-- Problem details --
Lines containing the word "Kore" should be extracted in full.

-- Exercise materials --
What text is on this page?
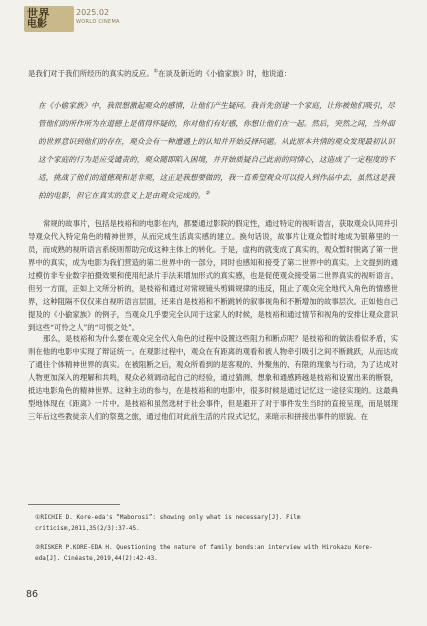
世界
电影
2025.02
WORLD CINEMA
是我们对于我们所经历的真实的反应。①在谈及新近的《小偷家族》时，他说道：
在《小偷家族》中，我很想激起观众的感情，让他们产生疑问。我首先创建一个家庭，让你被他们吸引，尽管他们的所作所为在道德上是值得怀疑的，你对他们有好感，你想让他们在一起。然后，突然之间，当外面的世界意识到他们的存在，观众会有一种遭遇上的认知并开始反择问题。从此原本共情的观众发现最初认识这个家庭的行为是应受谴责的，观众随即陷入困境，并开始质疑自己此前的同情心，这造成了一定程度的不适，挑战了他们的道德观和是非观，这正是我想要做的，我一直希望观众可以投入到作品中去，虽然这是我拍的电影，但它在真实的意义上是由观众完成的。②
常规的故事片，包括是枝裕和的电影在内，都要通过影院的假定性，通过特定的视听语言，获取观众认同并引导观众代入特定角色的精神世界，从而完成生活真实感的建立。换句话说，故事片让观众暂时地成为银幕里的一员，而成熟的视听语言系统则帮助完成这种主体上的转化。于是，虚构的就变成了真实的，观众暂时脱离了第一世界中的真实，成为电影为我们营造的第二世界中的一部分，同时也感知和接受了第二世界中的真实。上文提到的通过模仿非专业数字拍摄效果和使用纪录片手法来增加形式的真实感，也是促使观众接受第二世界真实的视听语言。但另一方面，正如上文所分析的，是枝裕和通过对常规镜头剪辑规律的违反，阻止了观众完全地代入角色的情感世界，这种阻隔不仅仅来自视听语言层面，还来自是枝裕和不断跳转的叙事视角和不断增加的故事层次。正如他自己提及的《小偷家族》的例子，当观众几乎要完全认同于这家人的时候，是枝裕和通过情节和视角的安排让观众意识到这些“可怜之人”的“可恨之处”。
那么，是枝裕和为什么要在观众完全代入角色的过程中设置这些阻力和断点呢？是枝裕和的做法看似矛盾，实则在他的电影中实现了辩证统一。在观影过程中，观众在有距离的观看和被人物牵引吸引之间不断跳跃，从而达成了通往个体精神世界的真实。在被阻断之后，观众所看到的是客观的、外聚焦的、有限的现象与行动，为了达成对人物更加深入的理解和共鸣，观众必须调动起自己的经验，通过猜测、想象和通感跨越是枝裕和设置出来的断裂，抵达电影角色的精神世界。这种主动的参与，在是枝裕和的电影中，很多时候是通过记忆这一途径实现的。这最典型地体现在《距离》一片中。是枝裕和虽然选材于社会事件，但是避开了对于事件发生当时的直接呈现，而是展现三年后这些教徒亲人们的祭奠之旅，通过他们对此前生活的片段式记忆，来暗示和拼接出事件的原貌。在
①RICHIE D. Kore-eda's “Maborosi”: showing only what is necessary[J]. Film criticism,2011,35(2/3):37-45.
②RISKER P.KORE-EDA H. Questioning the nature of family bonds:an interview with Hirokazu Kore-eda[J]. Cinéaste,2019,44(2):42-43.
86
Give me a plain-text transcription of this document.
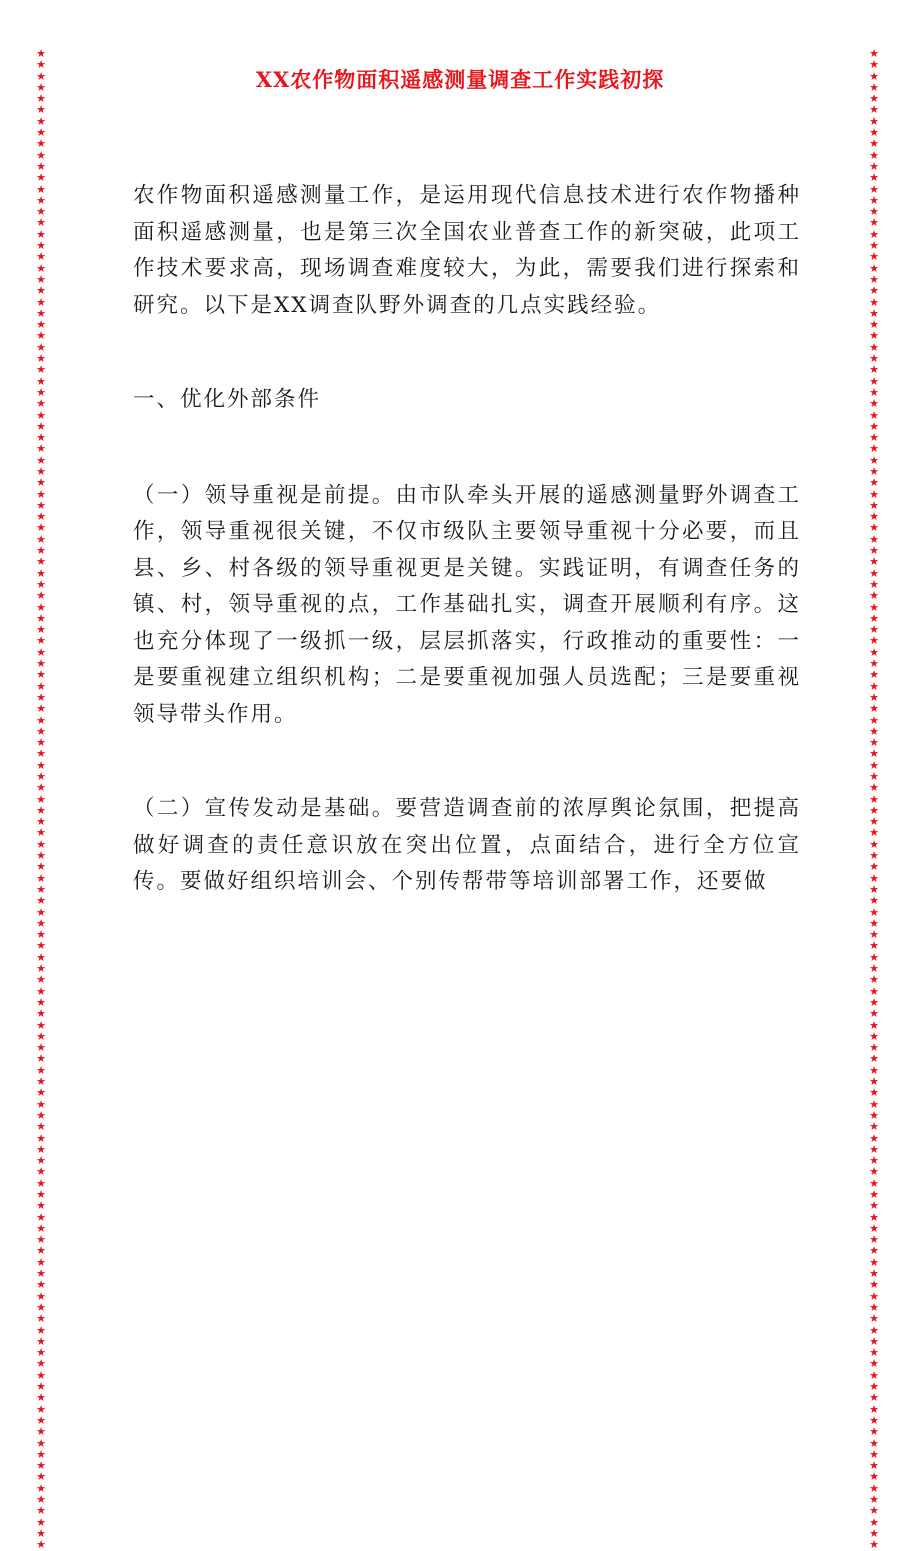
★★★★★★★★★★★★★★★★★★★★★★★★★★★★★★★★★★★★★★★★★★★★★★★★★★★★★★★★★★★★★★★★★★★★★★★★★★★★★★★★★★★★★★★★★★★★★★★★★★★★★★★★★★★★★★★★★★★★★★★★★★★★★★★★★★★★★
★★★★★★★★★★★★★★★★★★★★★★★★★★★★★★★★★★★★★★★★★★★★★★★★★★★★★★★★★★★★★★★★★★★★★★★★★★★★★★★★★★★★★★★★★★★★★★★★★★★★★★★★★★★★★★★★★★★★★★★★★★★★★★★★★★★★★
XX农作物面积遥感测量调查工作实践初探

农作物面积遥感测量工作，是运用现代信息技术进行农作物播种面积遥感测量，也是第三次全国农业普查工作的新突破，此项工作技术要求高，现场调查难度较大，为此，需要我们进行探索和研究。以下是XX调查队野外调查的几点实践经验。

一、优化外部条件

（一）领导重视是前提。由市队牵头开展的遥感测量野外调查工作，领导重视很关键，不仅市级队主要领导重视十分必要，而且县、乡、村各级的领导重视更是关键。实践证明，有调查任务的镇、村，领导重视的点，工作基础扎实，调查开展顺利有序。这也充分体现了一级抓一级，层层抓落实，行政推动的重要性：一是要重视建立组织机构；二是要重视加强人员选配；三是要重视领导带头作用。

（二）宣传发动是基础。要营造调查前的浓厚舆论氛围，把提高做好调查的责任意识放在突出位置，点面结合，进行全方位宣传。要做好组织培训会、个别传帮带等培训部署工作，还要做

--

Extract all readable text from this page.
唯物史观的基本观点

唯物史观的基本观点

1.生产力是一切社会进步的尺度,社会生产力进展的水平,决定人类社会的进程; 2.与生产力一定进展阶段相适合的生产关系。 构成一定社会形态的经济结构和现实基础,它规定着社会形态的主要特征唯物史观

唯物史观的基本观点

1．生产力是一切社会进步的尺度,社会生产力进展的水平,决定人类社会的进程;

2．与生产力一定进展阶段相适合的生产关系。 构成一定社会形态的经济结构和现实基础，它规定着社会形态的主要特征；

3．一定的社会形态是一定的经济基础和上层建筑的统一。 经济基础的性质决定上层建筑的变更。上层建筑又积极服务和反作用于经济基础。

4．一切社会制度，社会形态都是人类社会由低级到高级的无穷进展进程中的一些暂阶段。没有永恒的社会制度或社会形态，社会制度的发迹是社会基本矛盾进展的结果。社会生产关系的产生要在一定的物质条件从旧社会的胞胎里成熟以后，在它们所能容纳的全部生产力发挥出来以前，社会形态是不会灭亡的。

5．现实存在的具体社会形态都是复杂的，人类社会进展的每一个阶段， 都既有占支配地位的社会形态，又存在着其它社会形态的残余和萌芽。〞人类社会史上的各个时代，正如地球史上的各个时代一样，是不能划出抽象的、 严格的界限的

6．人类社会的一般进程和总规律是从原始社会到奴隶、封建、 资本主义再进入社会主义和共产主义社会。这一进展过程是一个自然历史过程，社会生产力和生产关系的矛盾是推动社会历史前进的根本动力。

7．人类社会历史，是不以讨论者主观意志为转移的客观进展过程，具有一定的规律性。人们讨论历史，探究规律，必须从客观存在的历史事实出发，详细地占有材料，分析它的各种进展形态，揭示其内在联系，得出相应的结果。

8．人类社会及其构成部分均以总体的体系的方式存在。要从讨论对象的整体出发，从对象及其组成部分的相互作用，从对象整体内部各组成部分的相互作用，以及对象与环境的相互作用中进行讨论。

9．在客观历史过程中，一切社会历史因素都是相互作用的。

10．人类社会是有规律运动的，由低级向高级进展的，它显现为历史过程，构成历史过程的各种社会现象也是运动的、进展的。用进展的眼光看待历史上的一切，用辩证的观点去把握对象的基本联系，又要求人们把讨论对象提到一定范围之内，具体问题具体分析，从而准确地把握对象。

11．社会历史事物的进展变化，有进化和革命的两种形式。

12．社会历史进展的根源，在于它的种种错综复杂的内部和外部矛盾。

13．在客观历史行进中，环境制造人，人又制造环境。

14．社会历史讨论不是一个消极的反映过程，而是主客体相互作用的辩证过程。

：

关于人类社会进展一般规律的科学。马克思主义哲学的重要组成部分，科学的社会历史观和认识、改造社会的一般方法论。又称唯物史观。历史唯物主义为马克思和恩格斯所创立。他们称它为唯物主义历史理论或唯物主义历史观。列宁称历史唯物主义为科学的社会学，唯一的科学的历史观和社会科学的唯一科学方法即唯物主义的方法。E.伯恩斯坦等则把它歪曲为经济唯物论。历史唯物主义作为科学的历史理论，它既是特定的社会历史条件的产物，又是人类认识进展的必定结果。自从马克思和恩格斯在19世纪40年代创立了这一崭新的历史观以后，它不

-- Answer below --
①RICHIE D. Kore-eda's “Maborosi”: showing only what is necessary[J]. Film criticism,2011,35(2/3):37-45.
②RISKER P.KORE-EDA H. Questioning the nature of family bonds:an interview with Hirokazu Kore-eda[J]. Cinéaste,2019,44(2):42-43.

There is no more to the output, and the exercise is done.